Records that describe figures:
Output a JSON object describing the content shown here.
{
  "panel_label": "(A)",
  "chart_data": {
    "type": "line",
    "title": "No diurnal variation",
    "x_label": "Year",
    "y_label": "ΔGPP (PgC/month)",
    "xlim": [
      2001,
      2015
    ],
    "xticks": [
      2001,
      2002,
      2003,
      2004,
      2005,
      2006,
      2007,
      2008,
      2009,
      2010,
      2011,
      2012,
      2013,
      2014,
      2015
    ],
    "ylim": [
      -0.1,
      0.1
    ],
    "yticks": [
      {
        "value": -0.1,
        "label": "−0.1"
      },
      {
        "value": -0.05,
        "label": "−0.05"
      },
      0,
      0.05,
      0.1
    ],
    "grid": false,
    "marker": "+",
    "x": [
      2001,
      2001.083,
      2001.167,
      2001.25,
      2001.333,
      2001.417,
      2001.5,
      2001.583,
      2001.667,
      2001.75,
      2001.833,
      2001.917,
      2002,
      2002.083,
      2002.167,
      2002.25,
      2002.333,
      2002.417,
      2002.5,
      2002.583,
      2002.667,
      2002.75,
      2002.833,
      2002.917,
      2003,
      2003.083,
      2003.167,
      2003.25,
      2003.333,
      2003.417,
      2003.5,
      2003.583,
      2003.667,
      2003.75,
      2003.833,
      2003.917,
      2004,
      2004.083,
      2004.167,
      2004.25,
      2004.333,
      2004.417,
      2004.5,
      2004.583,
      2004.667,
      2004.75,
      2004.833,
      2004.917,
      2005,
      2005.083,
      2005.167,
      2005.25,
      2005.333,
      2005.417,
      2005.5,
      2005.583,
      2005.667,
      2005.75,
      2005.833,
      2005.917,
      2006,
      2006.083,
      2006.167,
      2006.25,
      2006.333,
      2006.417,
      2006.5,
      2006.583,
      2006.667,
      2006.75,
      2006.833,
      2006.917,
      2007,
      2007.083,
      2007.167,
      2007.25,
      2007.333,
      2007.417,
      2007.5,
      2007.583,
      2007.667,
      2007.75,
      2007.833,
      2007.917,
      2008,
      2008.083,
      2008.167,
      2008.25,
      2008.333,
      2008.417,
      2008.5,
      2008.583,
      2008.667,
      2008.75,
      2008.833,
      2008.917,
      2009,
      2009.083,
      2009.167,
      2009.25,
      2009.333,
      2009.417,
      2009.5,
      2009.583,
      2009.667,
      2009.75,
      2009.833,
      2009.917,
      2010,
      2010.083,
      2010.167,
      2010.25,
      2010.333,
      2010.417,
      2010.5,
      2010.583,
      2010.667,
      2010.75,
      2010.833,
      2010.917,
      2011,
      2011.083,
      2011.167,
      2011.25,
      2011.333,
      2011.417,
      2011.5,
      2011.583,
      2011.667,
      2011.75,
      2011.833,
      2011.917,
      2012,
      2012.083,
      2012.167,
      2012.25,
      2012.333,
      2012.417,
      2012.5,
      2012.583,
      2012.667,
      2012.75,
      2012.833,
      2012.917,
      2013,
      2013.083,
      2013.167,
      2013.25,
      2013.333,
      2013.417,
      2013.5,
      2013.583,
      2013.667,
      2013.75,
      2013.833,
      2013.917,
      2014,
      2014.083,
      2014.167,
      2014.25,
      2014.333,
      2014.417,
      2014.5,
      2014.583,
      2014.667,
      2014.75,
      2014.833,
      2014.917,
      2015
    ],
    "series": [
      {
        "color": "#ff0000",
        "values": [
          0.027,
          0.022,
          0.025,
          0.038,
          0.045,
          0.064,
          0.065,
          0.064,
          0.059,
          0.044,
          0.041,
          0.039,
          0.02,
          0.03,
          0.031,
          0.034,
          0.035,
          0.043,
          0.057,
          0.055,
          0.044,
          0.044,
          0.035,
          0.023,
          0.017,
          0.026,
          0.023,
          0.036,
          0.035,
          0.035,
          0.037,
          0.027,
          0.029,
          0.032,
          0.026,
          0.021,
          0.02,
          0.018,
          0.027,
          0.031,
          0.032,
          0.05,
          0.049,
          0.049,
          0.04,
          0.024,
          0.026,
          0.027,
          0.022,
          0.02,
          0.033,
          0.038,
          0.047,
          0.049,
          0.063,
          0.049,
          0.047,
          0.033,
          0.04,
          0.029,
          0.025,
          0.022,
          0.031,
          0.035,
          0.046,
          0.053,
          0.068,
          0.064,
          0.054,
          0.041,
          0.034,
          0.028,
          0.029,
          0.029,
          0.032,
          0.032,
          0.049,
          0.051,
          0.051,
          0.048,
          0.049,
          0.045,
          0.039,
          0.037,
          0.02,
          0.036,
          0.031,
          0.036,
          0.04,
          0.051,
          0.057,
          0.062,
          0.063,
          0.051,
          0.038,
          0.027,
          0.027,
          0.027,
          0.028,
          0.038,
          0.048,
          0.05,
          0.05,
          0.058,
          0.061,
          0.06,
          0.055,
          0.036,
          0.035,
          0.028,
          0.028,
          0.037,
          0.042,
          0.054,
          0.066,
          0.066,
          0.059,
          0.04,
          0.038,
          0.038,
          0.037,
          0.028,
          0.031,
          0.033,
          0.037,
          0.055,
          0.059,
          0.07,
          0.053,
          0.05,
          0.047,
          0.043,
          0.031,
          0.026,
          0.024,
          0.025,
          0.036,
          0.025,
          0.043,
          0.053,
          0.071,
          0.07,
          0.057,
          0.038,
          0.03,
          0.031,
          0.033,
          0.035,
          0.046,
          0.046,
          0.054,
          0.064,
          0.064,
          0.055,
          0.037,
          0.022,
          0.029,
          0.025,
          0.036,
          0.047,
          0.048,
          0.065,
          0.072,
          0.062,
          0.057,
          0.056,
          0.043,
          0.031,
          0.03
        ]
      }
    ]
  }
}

TASK DIRECTIONS:
Transcribe the data. Leave every line exactly as it is.

SOLUTION FOR THIS TASK:
Output a JSON object describing the content shown here.
{
  "panel_label": "(A)",
  "chart_data": {
    "type": "line",
    "title": "No diurnal variation",
    "x_label": "Year",
    "y_label": "ΔGPP (PgC/month)",
    "xlim": [
      2001,
      2015
    ],
    "xticks": [
      2001,
      2002,
      2003,
      2004,
      2005,
      2006,
      2007,
      2008,
      2009,
      2010,
      2011,
      2012,
      2013,
      2014,
      2015
    ],
    "ylim": [
      -0.1,
      0.1
    ],
    "yticks": [
      {
        "value": -0.1,
        "label": "−0.1"
      },
      {
        "value": -0.05,
        "label": "−0.05"
      },
      0,
      0.05,
      0.1
    ],
    "grid": false,
    "marker": "+",
    "x": [
      2001,
      2001.083,
      2001.167,
      2001.25,
      2001.333,
      2001.417,
      2001.5,
      2001.583,
      2001.667,
      2001.75,
      2001.833,
      2001.917,
      2002,
      2002.083,
      2002.167,
      2002.25,
      2002.333,
      2002.417,
      2002.5,
      2002.583,
      2002.667,
      2002.75,
      2002.833,
      2002.917,
      2003,
      2003.083,
      2003.167,
      2003.25,
      2003.333,
      2003.417,
      2003.5,
      2003.583,
      2003.667,
      2003.75,
      2003.833,
      2003.917,
      2004,
      2004.083,
      2004.167,
      2004.25,
      2004.333,
      2004.417,
      2004.5,
      2004.583,
      2004.667,
      2004.75,
      2004.833,
      2004.917,
      2005,
      2005.083,
      2005.167,
      2005.25,
      2005.333,
      2005.417,
      2005.5,
      2005.583,
      2005.667,
      2005.75,
      2005.833,
      2005.917,
      2006,
      2006.083,
      2006.167,
      2006.25,
      2006.333,
      2006.417,
      2006.5,
      2006.583,
      2006.667,
      2006.75,
      2006.833,
      2006.917,
      2007,
      2007.083,
      2007.167,
      2007.25,
      2007.333,
      2007.417,
      2007.5,
      2007.583,
      2007.667,
      2007.75,
      2007.833,
      2007.917,
      2008,
      2008.083,
      2008.167,
      2008.25,
      2008.333,
      2008.417,
      2008.5,
      2008.583,
      2008.667,
      2008.75,
      2008.833,
      2008.917,
      2009,
      2009.083,
      2009.167,
      2009.25,
      2009.333,
      2009.417,
      2009.5,
      2009.583,
      2009.667,
      2009.75,
      2009.833,
      2009.917,
      2010,
      2010.083,
      2010.167,
      2010.25,
      2010.333,
      2010.417,
      2010.5,
      2010.583,
      2010.667,
      2010.75,
      2010.833,
      2010.917,
      2011,
      2011.083,
      2011.167,
      2011.25,
      2011.333,
      2011.417,
      2011.5,
      2011.583,
      2011.667,
      2011.75,
      2011.833,
      2011.917,
      2012,
      2012.083,
      2012.167,
      2012.25,
      2012.333,
      2012.417,
      2012.5,
      2012.583,
      2012.667,
      2012.75,
      2012.833,
      2012.917,
      2013,
      2013.083,
      2013.167,
      2013.25,
      2013.333,
      2013.417,
      2013.5,
      2013.583,
      2013.667,
      2013.75,
      2013.833,
      2013.917,
      2014,
      2014.083,
      2014.167,
      2014.25,
      2014.333,
      2014.417,
      2014.5,
      2014.583,
      2014.667,
      2014.75,
      2014.833,
      2014.917,
      2015
    ],
    "series": [
      {
        "color": "#ff0000",
        "values": [
          0.027,
          0.022,
          0.025,
          0.038,
          0.045,
          0.064,
          0.065,
          0.064,
          0.059,
          0.044,
          0.041,
          0.039,
          0.02,
          0.03,
          0.031,
          0.034,
          0.035,
          0.043,
          0.057,
          0.055,
          0.044,
          0.044,
          0.035,
          0.023,
          0.017,
          0.026,
          0.023,
          0.036,
          0.035,
          0.035,
          0.037,
          0.027,
          0.029,
          0.032,
          0.026,
          0.021,
          0.02,
          0.018,
          0.027,
          0.031,
          0.032,
          0.05,
          0.049,
          0.049,
          0.04,
          0.024,
          0.026,
          0.027,
          0.022,
          0.02,
          0.033,
          0.038,
          0.047,
          0.049,
          0.063,
          0.049,
          0.047,
          0.033,
          0.04,
          0.029,
          0.025,
          0.022,
          0.031,
          0.035,
          0.046,
          0.053,
          0.068,
          0.064,
          0.054,
          0.041,
          0.034,
          0.028,
          0.029,
          0.029,
          0.032,
          0.032,
          0.049,
          0.051,
          0.051,
          0.048,
          0.049,
          0.045,
          0.039,
          0.037,
          0.02,
          0.036,
          0.031,
          0.036,
          0.04,
          0.051,
          0.057,
          0.062,
          0.063,
          0.051,
          0.038,
          0.027,
          0.027,
          0.027,
          0.028,
          0.038,
          0.048,
          0.05,
          0.05,
          0.058,
          0.061,
          0.06,
          0.055,
          0.036,
          0.035,
          0.028,
          0.028,
          0.037,
          0.042,
          0.054,
          0.066,
          0.066,
          0.059,
          0.04,
          0.038,
          0.038,
          0.037,
          0.028,
          0.031,
          0.033,
          0.037,
          0.055,
          0.059,
          0.07,
          0.053,
          0.05,
          0.047,
          0.043,
          0.031,
          0.026,
          0.024,
          0.025,
          0.036,
          0.025,
          0.043,
          0.053,
          0.071,
          0.07,
          0.057,
          0.038,
          0.03,
          0.031,
          0.033,
          0.035,
          0.046,
          0.046,
          0.054,
          0.064,
          0.064,
          0.055,
          0.037,
          0.022,
          0.029,
          0.025,
          0.036,
          0.047,
          0.048,
          0.065,
          0.072,
          0.062,
          0.057,
          0.056,
          0.043,
          0.031,
          0.03
        ]
      }
    ]
  }
}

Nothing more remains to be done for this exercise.